◆ SOURCE MATERIAL
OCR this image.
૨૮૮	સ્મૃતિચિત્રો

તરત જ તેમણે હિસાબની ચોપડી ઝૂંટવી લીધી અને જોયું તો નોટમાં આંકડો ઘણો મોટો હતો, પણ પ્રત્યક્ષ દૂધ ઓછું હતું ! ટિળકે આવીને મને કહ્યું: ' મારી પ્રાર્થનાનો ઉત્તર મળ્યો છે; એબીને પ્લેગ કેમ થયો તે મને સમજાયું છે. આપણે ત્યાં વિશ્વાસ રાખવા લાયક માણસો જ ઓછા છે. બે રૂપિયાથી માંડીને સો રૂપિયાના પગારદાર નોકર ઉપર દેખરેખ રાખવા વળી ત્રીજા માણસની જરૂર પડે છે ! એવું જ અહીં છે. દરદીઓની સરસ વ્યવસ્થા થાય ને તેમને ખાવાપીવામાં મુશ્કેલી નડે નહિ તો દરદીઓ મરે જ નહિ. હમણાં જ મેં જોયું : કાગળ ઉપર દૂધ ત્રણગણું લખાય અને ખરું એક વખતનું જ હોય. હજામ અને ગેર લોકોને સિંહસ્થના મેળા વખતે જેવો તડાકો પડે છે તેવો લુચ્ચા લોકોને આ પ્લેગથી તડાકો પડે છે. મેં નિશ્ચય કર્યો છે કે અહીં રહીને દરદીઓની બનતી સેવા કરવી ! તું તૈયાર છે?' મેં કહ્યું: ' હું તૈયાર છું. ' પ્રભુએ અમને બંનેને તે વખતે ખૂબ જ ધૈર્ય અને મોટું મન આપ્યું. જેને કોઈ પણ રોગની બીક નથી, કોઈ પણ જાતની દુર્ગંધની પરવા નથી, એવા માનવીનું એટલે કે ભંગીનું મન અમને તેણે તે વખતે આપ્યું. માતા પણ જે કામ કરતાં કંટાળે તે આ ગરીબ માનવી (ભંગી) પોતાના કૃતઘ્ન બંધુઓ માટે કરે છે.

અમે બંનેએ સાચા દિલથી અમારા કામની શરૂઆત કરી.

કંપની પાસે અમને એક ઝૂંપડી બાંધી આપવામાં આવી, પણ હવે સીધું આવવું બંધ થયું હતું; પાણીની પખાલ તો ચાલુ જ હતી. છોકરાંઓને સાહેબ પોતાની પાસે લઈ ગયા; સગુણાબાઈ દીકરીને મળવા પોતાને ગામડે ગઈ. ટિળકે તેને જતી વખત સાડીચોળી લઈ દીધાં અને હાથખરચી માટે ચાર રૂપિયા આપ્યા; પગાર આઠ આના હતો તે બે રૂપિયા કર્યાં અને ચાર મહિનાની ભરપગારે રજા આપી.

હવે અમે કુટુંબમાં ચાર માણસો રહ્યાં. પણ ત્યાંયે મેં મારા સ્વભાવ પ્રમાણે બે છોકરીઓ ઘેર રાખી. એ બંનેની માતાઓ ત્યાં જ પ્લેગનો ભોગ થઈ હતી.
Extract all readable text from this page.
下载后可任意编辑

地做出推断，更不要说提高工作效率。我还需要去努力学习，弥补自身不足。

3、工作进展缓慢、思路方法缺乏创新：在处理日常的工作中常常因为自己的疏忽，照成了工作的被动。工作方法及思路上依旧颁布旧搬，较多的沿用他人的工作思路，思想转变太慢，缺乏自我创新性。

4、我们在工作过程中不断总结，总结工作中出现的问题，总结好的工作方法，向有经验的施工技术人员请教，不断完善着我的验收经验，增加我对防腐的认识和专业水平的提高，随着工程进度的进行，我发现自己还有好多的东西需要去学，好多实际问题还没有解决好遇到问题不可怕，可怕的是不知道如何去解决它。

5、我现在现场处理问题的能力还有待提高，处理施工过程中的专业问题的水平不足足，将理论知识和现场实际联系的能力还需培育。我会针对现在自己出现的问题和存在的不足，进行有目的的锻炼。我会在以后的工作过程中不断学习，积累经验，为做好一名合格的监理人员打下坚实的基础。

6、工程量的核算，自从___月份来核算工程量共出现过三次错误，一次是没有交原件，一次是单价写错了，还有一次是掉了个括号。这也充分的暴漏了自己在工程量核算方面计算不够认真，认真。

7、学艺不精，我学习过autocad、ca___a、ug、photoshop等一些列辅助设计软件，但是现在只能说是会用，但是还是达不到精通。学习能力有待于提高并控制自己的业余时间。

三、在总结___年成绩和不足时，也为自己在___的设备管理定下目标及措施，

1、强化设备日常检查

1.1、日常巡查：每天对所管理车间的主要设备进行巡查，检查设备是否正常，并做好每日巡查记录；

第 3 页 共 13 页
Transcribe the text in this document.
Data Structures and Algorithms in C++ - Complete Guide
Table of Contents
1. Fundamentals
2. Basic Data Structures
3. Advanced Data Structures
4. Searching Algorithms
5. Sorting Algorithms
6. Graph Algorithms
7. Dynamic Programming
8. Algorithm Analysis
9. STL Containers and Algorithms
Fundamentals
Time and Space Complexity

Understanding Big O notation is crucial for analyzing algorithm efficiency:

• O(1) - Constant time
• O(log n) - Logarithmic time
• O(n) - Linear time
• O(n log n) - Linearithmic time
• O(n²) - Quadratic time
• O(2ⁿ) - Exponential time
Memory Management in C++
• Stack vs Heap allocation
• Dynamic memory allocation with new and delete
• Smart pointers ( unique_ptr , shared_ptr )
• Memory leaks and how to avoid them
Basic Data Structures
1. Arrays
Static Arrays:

◆ WHAT TO DO
Can you restate every record above word for word?

◆ EXERCISE SOLUTION
OCR this image.
૨૮૮	સ્મૃતિચિત્રો

તરત જ તેમણે હિસાબની ચોપડી ઝૂંટવી લીધી અને જોયું તો નોટમાં આંકડો ઘણો મોટો હતો, પણ પ્રત્યક્ષ દૂધ ઓછું હતું ! ટિળકે આવીને મને કહ્યું: ' મારી પ્રાર્થનાનો ઉત્તર મળ્યો છે; એબીને પ્લેગ કેમ થયો તે મને સમજાયું છે. આપણે ત્યાં વિશ્વાસ રાખવા લાયક માણસો જ ઓછા છે. બે રૂપિયાથી માંડીને સો રૂપિયાના પગારદાર નોકર ઉપર દેખરેખ રાખવા વળી ત્રીજા માણસની જરૂર પડે છે ! એવું જ અહીં છે. દરદીઓની સરસ વ્યવસ્થા થાય ને તેમને ખાવાપીવામાં મુશ્કેલી નડે નહિ તો દરદીઓ મરે જ નહિ. હમણાં જ મેં જોયું : કાગળ ઉપર દૂધ ત્રણગણું લખાય અને ખરું એક વખતનું જ હોય. હજામ અને ગેર લોકોને સિંહસ્થના મેળા વખતે જેવો તડાકો પડે છે તેવો લુચ્ચા લોકોને આ પ્લેગથી તડાકો પડે છે. મેં નિશ્ચય કર્યો છે કે અહીં રહીને દરદીઓની બનતી સેવા કરવી ! તું તૈયાર છે?' મેં કહ્યું: ' હું તૈયાર છું. ' પ્રભુએ અમને બંનેને તે વખતે ખૂબ જ ધૈર્ય અને મોટું મન આપ્યું. જેને કોઈ પણ રોગની બીક નથી, કોઈ પણ જાતની દુર્ગંધની પરવા નથી, એવા માનવીનું એટલે કે ભંગીનું મન અમને તેણે તે વખતે આપ્યું. માતા પણ જે કામ કરતાં કંટાળે તે આ ગરીબ માનવી (ભંગી) પોતાના કૃતઘ્ન બંધુઓ માટે કરે છે.

અમે બંનેએ સાચા દિલથી અમારા કામની શરૂઆત કરી.

કંપની પાસે અમને એક ઝૂંપડી બાંધી આપવામાં આવી, પણ હવે સીધું આવવું બંધ થયું હતું; પાણીની પખાલ તો ચાલુ જ હતી. છોકરાંઓને સાહેબ પોતાની પાસે લઈ ગયા; સગુણાબાઈ દીકરીને મળવા પોતાને ગામડે ગઈ. ટિળકે તેને જતી વખત સાડીચોળી લઈ દીધાં અને હાથખરચી માટે ચાર રૂપિયા આપ્યા; પગાર આઠ આના હતો તે બે રૂપિયા કર્યાં અને ચાર મહિનાની ભરપગારે રજા આપી.

હવે અમે કુટુંબમાં ચાર માણસો રહ્યાં. પણ ત્યાંયે મેં મારા સ્વભાવ પ્રમાણે બે છોકરીઓ ઘેર રાખી. એ બંનેની માતાઓ ત્યાં જ પ્લેગનો ભોગ થઈ હતી.
Extract all readable text from this page.
下载后可任意编辑

地做出推断，更不要说提高工作效率。我还需要去努力学习，弥补自身不足。

3、工作进展缓慢、思路方法缺乏创新：在处理日常的工作中常常因为自己的疏忽，照成了工作的被动。工作方法及思路上依旧颁布旧搬，较多的沿用他人的工作思路，思想转变太慢，缺乏自我创新性。

4、我们在工作过程中不断总结，总结工作中出现的问题，总结好的工作方法，向有经验的施工技术人员请教，不断完善着我的验收经验，增加我对防腐的认识和专业水平的提高，随着工程进度的进行，我发现自己还有好多的东西需要去学，好多实际问题还没有解决好遇到问题不可怕，可怕的是不知道如何去解决它。

5、我现在现场处理问题的能力还有待提高，处理施工过程中的专业问题的水平不足足，将理论知识和现场实际联系的能力还需培育。我会针对现在自己出现的问题和存在的不足，进行有目的的锻炼。我会在以后的工作过程中不断学习，积累经验，为做好一名合格的监理人员打下坚实的基础。

6、工程量的核算，自从___月份来核算工程量共出现过三次错误，一次是没有交原件，一次是单价写错了，还有一次是掉了个括号。这也充分的暴漏了自己在工程量核算方面计算不够认真，认真。

7、学艺不精，我学习过autocad、ca___a、ug、photoshop等一些列辅助设计软件，但是现在只能说是会用，但是还是达不到精通。学习能力有待于提高并控制自己的业余时间。

三、在总结___年成绩和不足时，也为自己在___的设备管理定下目标及措施，

1、强化设备日常检查

1.1、日常巡查：每天对所管理车间的主要设备进行巡查，检查设备是否正常，并做好每日巡查记录；

第 3 页 共 13 页
Transcribe the text in this document.
Data Structures and Algorithms in C++ - Complete Guide
Table of Contents
1. Fundamentals
2. Basic Data Structures
3. Advanced Data Structures
4. Searching Algorithms
5. Sorting Algorithms
6. Graph Algorithms
7. Dynamic Programming
8. Algorithm Analysis
9. STL Containers and Algorithms
Fundamentals
Time and Space Complexity

Understanding Big O notation is crucial for analyzing algorithm efficiency:

• O(1) - Constant time
• O(log n) - Logarithmic time
• O(n) - Linear time
• O(n log n) - Linearithmic time
• O(n²) - Quadratic time
• O(2ⁿ) - Exponential time
Memory Management in C++
• Stack vs Heap allocation
• Dynamic memory allocation with new and delete
• Smart pointers ( unique_ptr , shared_ptr )
• Memory leaks and how to avoid them
Basic Data Structures
1. Arrays
Static Arrays:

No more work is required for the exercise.